- _What is required_:
The records below are to be quoted in full; please keep every word exact.

Data listing

— START —

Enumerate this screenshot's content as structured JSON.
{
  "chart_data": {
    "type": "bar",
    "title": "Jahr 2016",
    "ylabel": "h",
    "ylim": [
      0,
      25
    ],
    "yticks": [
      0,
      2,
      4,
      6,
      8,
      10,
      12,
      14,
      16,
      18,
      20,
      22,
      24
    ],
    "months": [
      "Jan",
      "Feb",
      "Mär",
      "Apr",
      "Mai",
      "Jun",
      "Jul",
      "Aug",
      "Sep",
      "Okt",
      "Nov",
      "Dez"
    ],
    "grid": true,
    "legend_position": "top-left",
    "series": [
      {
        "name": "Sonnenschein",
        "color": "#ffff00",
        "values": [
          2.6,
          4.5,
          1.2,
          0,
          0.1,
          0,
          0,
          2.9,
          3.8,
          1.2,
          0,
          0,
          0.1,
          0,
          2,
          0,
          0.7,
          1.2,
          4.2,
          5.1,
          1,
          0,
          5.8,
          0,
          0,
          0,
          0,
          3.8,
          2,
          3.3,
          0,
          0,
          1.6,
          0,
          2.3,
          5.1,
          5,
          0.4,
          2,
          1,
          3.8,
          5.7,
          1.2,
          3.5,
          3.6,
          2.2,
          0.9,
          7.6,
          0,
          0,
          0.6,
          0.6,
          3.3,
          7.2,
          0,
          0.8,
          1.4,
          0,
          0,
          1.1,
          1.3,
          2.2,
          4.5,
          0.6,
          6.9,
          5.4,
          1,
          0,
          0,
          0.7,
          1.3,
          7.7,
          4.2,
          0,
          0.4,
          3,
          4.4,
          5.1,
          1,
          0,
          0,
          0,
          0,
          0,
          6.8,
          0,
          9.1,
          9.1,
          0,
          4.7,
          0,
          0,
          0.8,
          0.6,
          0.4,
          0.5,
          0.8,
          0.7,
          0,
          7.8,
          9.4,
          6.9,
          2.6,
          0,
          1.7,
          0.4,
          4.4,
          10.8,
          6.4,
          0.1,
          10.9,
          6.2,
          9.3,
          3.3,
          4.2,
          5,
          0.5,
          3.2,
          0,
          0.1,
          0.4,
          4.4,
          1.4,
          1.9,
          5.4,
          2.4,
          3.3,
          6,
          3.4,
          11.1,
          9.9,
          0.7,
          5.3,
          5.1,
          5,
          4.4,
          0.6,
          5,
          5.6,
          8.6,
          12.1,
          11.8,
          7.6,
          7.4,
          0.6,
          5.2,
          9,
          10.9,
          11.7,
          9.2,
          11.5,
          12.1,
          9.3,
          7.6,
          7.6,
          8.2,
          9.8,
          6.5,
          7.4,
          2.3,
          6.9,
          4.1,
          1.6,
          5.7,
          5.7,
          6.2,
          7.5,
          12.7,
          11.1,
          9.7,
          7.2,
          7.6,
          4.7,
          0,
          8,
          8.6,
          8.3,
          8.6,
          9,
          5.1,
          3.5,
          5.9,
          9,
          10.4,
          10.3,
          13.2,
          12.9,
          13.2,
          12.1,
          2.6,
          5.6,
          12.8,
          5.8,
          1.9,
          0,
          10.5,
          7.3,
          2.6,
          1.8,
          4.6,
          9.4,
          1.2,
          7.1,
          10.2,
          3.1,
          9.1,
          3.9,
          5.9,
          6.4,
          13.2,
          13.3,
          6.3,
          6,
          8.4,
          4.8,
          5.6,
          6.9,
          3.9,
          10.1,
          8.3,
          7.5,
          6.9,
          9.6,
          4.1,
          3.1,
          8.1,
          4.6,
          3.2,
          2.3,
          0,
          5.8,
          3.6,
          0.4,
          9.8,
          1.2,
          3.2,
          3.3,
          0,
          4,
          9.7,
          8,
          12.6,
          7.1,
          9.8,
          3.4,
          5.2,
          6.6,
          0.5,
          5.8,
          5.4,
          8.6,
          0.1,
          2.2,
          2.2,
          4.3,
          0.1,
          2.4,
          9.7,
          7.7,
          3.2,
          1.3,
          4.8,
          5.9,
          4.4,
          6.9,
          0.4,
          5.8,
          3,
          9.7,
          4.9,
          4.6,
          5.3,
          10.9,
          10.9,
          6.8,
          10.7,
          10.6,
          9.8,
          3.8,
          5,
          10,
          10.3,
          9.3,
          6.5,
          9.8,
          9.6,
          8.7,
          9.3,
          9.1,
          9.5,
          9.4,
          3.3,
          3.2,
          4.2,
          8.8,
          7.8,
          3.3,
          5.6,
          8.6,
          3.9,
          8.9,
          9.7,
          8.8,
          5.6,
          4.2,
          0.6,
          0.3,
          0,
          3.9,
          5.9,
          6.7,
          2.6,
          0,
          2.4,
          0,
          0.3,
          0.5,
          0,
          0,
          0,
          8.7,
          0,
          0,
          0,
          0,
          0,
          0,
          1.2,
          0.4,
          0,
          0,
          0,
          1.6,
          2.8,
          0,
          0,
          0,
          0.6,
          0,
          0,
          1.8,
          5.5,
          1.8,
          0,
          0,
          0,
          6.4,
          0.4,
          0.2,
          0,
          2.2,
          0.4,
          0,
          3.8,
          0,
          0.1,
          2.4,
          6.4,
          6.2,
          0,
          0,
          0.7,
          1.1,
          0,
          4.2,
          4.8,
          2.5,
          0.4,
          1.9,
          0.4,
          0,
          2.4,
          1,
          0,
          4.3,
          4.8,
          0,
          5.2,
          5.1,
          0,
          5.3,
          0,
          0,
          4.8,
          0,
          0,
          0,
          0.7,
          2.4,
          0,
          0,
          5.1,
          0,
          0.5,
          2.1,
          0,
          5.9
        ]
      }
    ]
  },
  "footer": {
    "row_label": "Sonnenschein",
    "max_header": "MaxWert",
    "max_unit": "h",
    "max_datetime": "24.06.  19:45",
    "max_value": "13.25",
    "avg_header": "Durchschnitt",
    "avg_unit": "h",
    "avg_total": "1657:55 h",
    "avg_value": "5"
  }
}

— END —

- _Exercise result_:
Enumerate this screenshot's content as structured JSON.
{
  "chart_data": {
    "type": "bar",
    "title": "Jahr 2016",
    "ylabel": "h",
    "ylim": [
      0,
      25
    ],
    "yticks": [
      0,
      2,
      4,
      6,
      8,
      10,
      12,
      14,
      16,
      18,
      20,
      22,
      24
    ],
    "months": [
      "Jan",
      "Feb",
      "Mär",
      "Apr",
      "Mai",
      "Jun",
      "Jul",
      "Aug",
      "Sep",
      "Okt",
      "Nov",
      "Dez"
    ],
    "grid": true,
    "legend_position": "top-left",
    "series": [
      {
        "name": "Sonnenschein",
        "color": "#ffff00",
        "values": [
          2.6,
          4.5,
          1.2,
          0,
          0.1,
          0,
          0,
          2.9,
          3.8,
          1.2,
          0,
          0,
          0.1,
          0,
          2,
          0,
          0.7,
          1.2,
          4.2,
          5.1,
          1,
          0,
          5.8,
          0,
          0,
          0,
          0,
          3.8,
          2,
          3.3,
          0,
          0,
          1.6,
          0,
          2.3,
          5.1,
          5,
          0.4,
          2,
          1,
          3.8,
          5.7,
          1.2,
          3.5,
          3.6,
          2.2,
          0.9,
          7.6,
          0,
          0,
          0.6,
          0.6,
          3.3,
          7.2,
          0,
          0.8,
          1.4,
          0,
          0,
          1.1,
          1.3,
          2.2,
          4.5,
          0.6,
          6.9,
          5.4,
          1,
          0,
          0,
          0.7,
          1.3,
          7.7,
          4.2,
          0,
          0.4,
          3,
          4.4,
          5.1,
          1,
          0,
          0,
          0,
          0,
          0,
          6.8,
          0,
          9.1,
          9.1,
          0,
          4.7,
          0,
          0,
          0.8,
          0.6,
          0.4,
          0.5,
          0.8,
          0.7,
          0,
          7.8,
          9.4,
          6.9,
          2.6,
          0,
          1.7,
          0.4,
          4.4,
          10.8,
          6.4,
          0.1,
          10.9,
          6.2,
          9.3,
          3.3,
          4.2,
          5,
          0.5,
          3.2,
          0,
          0.1,
          0.4,
          4.4,
          1.4,
          1.9,
          5.4,
          2.4,
          3.3,
          6,
          3.4,
          11.1,
          9.9,
          0.7,
          5.3,
          5.1,
          5,
          4.4,
          0.6,
          5,
          5.6,
          8.6,
          12.1,
          11.8,
          7.6,
          7.4,
          0.6,
          5.2,
          9,
          10.9,
          11.7,
          9.2,
          11.5,
          12.1,
          9.3,
          7.6,
          7.6,
          8.2,
          9.8,
          6.5,
          7.4,
          2.3,
          6.9,
          4.1,
          1.6,
          5.7,
          5.7,
          6.2,
          7.5,
          12.7,
          11.1,
          9.7,
          7.2,
          7.6,
          4.7,
          0,
          8,
          8.6,
          8.3,
          8.6,
          9,
          5.1,
          3.5,
          5.9,
          9,
          10.4,
          10.3,
          13.2,
          12.9,
          13.2,
          12.1,
          2.6,
          5.6,
          12.8,
          5.8,
          1.9,
          0,
          10.5,
          7.3,
          2.6,
          1.8,
          4.6,
          9.4,
          1.2,
          7.1,
          10.2,
          3.1,
          9.1,
          3.9,
          5.9,
          6.4,
          13.2,
          13.3,
          6.3,
          6,
          8.4,
          4.8,
          5.6,
          6.9,
          3.9,
          10.1,
          8.3,
          7.5,
          6.9,
          9.6,
          4.1,
          3.1,
          8.1,
          4.6,
          3.2,
          2.3,
          0,
          5.8,
          3.6,
          0.4,
          9.8,
          1.2,
          3.2,
          3.3,
          0,
          4,
          9.7,
          8,
          12.6,
          7.1,
          9.8,
          3.4,
          5.2,
          6.6,
          0.5,
          5.8,
          5.4,
          8.6,
          0.1,
          2.2,
          2.2,
          4.3,
          0.1,
          2.4,
          9.7,
          7.7,
          3.2,
          1.3,
          4.8,
          5.9,
          4.4,
          6.9,
          0.4,
          5.8,
          3,
          9.7,
          4.9,
          4.6,
          5.3,
          10.9,
          10.9,
          6.8,
          10.7,
          10.6,
          9.8,
          3.8,
          5,
          10,
          10.3,
          9.3,
          6.5,
          9.8,
          9.6,
          8.7,
          9.3,
          9.1,
          9.5,
          9.4,
          3.3,
          3.2,
          4.2,
          8.8,
          7.8,
          3.3,
          5.6,
          8.6,
          3.9,
          8.9,
          9.7,
          8.8,
          5.6,
          4.2,
          0.6,
          0.3,
          0,
          3.9,
          5.9,
          6.7,
          2.6,
          0,
          2.4,
          0,
          0.3,
          0.5,
          0,
          0,
          0,
          8.7,
          0,
          0,
          0,
          0,
          0,
          0,
          1.2,
          0.4,
          0,
          0,
          0,
          1.6,
          2.8,
          0,
          0,
          0,
          0.6,
          0,
          0,
          1.8,
          5.5,
          1.8,
          0,
          0,
          0,
          6.4,
          0.4,
          0.2,
          0,
          2.2,
          0.4,
          0,
          3.8,
          0,
          0.1,
          2.4,
          6.4,
          6.2,
          0,
          0,
          0.7,
          1.1,
          0,
          4.2,
          4.8,
          2.5,
          0.4,
          1.9,
          0.4,
          0,
          2.4,
          1,
          0,
          4.3,
          4.8,
          0,
          5.2,
          5.1,
          0,
          5.3,
          0,
          0,
          4.8,
          0,
          0,
          0,
          0.7,
          2.4,
          0,
          0,
          5.1,
          0,
          0.5,
          2.1,
          0,
          5.9
        ]
      }
    ]
  },
  "footer": {
    "row_label": "Sonnenschein",
    "max_header": "MaxWert",
    "max_unit": "h",
    "max_datetime": "24.06.  19:45",
    "max_value": "13.25",
    "avg_header": "Durchschnitt",
    "avg_unit": "h",
    "avg_total": "1657:55 h",
    "avg_value": "5"
  }
}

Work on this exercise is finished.